WHAT NEEDS TO BE DONE
Write the material out again in full, exactly.

[Records from a data collection]

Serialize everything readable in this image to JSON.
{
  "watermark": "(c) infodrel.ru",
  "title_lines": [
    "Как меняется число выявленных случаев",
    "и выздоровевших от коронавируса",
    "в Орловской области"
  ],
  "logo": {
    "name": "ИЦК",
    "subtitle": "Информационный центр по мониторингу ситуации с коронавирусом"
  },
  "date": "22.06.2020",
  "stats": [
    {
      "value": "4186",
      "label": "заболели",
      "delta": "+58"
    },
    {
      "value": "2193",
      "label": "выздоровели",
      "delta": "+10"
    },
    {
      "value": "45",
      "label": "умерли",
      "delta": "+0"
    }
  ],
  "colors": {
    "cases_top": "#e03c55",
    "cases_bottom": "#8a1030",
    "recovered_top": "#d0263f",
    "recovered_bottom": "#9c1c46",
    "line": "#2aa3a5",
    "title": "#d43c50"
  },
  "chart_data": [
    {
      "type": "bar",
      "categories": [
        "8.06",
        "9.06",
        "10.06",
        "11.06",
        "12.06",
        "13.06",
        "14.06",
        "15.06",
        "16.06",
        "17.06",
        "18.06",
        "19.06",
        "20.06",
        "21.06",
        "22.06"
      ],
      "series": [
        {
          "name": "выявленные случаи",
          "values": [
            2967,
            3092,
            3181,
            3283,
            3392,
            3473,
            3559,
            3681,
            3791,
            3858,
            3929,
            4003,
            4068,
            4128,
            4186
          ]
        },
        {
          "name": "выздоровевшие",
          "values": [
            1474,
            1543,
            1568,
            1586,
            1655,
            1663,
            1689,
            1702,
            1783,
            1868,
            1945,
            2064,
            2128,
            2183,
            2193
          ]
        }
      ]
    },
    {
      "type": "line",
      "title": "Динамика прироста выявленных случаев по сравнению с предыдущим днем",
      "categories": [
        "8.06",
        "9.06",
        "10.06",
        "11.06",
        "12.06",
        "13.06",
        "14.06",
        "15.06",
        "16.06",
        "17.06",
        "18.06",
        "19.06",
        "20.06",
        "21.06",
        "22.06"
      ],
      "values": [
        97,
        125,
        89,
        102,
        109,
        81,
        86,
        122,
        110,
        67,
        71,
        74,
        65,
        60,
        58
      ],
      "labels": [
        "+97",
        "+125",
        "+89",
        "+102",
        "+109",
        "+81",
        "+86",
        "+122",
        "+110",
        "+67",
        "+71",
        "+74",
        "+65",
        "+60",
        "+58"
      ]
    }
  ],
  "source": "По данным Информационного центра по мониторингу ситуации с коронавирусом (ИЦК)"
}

RESULT OF THE TASK
Serialize everything readable in this image to JSON.
{
  "watermark": "(c) infodrel.ru",
  "title_lines": [
    "Как меняется число выявленных случаев",
    "и выздоровевших от коронавируса",
    "в Орловской области"
  ],
  "logo": {
    "name": "ИЦК",
    "subtitle": "Информационный центр по мониторингу ситуации с коронавирусом"
  },
  "date": "22.06.2020",
  "stats": [
    {
      "value": "4186",
      "label": "заболели",
      "delta": "+58"
    },
    {
      "value": "2193",
      "label": "выздоровели",
      "delta": "+10"
    },
    {
      "value": "45",
      "label": "умерли",
      "delta": "+0"
    }
  ],
  "colors": {
    "cases_top": "#e03c55",
    "cases_bottom": "#8a1030",
    "recovered_top": "#d0263f",
    "recovered_bottom": "#9c1c46",
    "line": "#2aa3a5",
    "title": "#d43c50"
  },
  "chart_data": [
    {
      "type": "bar",
      "categories": [
        "8.06",
        "9.06",
        "10.06",
        "11.06",
        "12.06",
        "13.06",
        "14.06",
        "15.06",
        "16.06",
        "17.06",
        "18.06",
        "19.06",
        "20.06",
        "21.06",
        "22.06"
      ],
      "series": [
        {
          "name": "выявленные случаи",
          "values": [
            2967,
            3092,
            3181,
            3283,
            3392,
            3473,
            3559,
            3681,
            3791,
            3858,
            3929,
            4003,
            4068,
            4128,
            4186
          ]
        },
        {
          "name": "выздоровевшие",
          "values": [
            1474,
            1543,
            1568,
            1586,
            1655,
            1663,
            1689,
            1702,
            1783,
            1868,
            1945,
            2064,
            2128,
            2183,
            2193
          ]
        }
      ]
    },
    {
      "type": "line",
      "title": "Динамика прироста выявленных случаев по сравнению с предыдущим днем",
      "categories": [
        "8.06",
        "9.06",
        "10.06",
        "11.06",
        "12.06",
        "13.06",
        "14.06",
        "15.06",
        "16.06",
        "17.06",
        "18.06",
        "19.06",
        "20.06",
        "21.06",
        "22.06"
      ],
      "values": [
        97,
        125,
        89,
        102,
        109,
        81,
        86,
        122,
        110,
        67,
        71,
        74,
        65,
        60,
        58
      ],
      "labels": [
        "+97",
        "+125",
        "+89",
        "+102",
        "+109",
        "+81",
        "+86",
        "+122",
        "+110",
        "+67",
        "+71",
        "+74",
        "+65",
        "+60",
        "+58"
      ]
    }
  ],
  "source": "По данным Информационного центра по мониторингу ситуации с коронавирусом (ИЦК)"
}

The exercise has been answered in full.